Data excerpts
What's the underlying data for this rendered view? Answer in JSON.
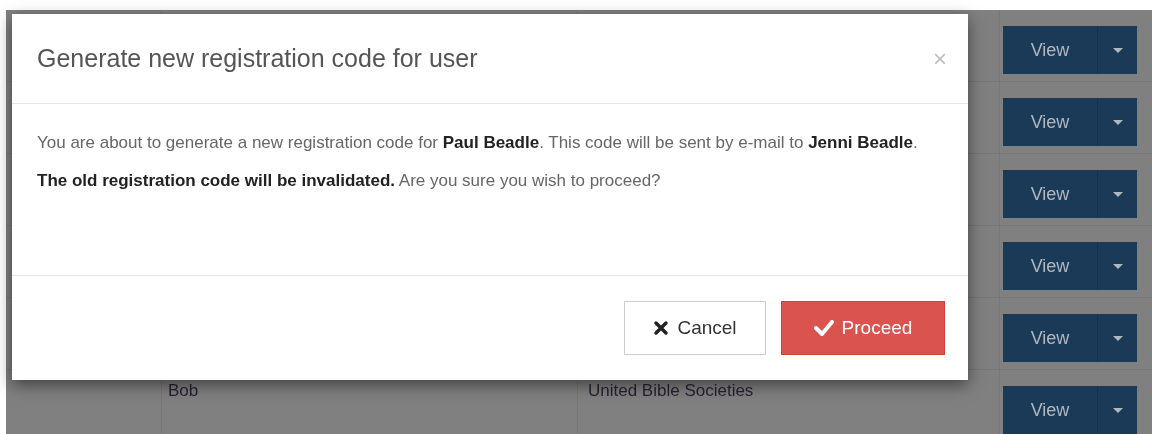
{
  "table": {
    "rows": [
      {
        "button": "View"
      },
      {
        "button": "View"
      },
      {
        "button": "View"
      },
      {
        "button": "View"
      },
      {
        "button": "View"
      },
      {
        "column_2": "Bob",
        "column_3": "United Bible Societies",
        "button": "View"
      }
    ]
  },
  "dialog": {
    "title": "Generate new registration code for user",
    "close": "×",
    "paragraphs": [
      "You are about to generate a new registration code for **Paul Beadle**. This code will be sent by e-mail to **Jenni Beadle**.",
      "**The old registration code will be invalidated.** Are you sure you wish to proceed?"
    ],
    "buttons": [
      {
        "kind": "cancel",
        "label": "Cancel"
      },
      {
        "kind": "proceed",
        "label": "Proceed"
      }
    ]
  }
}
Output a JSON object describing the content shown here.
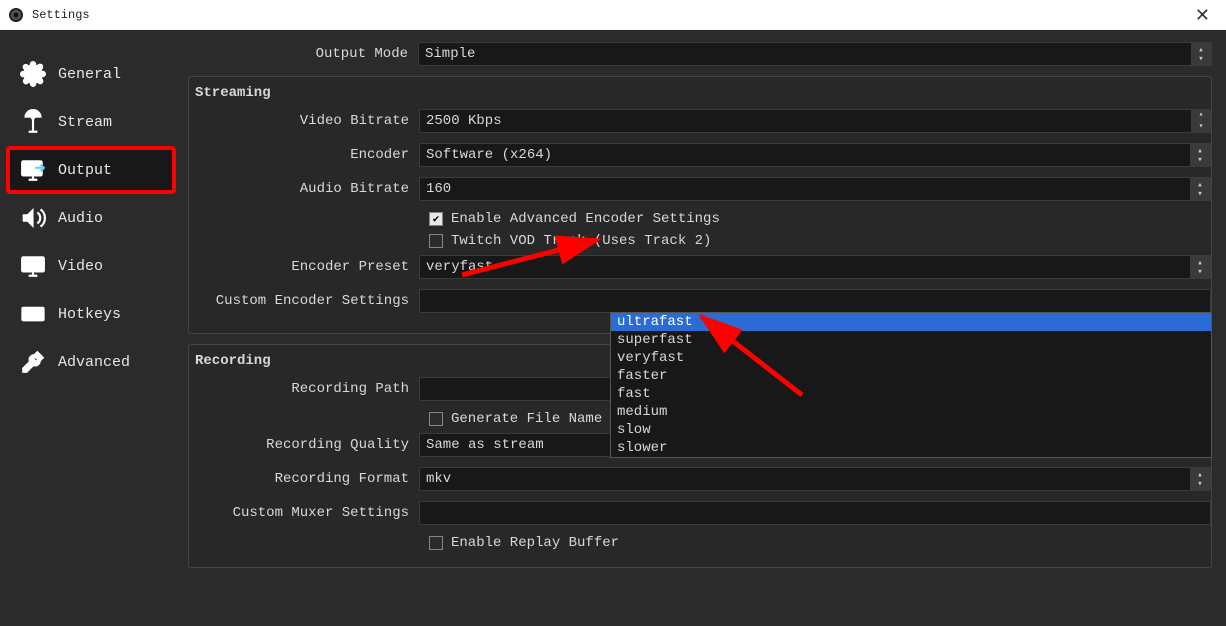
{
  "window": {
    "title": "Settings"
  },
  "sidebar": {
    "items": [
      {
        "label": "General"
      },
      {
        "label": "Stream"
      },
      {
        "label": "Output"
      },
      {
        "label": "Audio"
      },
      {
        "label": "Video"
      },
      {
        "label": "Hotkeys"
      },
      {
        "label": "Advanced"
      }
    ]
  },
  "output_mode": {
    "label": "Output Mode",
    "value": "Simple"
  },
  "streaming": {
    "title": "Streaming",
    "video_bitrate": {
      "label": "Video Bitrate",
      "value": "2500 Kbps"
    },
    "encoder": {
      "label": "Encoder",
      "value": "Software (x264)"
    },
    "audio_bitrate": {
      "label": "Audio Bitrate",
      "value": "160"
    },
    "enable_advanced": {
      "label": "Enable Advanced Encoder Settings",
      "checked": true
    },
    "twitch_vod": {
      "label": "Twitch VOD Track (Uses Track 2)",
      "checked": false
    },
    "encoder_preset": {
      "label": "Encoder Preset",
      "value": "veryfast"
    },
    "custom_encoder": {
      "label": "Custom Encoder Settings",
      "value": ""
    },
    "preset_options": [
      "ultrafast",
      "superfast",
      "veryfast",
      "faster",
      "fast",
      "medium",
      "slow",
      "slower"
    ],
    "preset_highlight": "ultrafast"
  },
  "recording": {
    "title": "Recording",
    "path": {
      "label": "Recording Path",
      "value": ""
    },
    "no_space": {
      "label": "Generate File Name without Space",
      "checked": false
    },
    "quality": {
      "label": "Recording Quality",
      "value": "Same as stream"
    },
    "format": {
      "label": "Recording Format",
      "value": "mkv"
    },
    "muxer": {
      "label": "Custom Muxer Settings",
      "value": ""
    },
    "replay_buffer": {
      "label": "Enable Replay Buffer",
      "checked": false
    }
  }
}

--

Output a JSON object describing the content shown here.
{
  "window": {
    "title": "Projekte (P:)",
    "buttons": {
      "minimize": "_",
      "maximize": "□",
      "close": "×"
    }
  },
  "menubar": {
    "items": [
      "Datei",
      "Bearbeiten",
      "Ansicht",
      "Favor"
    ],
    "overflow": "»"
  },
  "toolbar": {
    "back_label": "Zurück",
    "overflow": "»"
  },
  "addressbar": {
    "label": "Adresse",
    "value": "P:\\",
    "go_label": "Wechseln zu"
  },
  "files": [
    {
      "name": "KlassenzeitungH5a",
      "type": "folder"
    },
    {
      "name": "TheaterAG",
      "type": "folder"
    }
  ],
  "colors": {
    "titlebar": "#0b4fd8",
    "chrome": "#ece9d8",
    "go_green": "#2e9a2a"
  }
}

* * *

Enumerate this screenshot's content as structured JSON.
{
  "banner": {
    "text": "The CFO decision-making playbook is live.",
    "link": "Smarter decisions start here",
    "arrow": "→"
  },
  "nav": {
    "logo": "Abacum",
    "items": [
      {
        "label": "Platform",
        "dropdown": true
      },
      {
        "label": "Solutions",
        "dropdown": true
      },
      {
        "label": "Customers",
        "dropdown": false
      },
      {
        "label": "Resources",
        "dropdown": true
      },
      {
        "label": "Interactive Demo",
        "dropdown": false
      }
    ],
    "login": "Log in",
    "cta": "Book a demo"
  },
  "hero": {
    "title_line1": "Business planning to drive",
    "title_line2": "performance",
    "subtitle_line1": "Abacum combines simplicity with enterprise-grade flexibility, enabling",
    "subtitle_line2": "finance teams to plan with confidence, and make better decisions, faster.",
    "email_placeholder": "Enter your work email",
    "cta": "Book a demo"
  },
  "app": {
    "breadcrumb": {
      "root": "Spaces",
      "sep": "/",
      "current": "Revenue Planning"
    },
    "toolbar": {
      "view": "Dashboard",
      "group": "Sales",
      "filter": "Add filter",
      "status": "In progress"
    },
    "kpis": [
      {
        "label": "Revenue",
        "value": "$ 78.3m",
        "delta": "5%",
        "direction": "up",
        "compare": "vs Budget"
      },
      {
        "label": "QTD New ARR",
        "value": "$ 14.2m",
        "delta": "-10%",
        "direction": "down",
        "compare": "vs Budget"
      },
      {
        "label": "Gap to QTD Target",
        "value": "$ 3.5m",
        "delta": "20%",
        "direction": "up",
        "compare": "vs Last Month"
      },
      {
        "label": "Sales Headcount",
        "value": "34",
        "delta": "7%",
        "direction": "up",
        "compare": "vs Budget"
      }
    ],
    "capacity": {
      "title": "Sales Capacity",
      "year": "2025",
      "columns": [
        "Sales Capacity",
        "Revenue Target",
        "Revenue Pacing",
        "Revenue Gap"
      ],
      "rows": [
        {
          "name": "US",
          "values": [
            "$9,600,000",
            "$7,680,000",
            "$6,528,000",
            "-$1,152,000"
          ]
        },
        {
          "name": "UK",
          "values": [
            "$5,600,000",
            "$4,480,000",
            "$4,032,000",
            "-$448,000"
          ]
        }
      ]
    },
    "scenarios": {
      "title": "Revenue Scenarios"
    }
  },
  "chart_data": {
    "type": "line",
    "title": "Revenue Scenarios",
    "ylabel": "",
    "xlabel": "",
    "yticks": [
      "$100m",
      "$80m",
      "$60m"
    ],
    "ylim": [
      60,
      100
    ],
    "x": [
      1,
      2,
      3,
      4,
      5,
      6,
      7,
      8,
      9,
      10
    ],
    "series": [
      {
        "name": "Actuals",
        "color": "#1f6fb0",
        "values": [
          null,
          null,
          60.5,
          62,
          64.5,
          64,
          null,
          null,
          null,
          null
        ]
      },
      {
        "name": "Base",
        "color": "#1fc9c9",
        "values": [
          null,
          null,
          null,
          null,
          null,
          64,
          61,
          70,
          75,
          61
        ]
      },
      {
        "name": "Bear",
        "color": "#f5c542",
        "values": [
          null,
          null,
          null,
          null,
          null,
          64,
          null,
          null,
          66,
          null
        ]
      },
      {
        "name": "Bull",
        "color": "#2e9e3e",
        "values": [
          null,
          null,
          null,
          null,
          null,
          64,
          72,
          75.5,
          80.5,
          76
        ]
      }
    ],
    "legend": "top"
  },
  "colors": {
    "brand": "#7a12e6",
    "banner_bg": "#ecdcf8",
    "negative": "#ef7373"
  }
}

Requirement = Pick out every line of the listing containing the word "decisions", and show those lines.

Response =
    "link": "Smarter decisions start here",
    "subtitle_line2": "finance teams to plan with confidence, and make better decisions, faster.",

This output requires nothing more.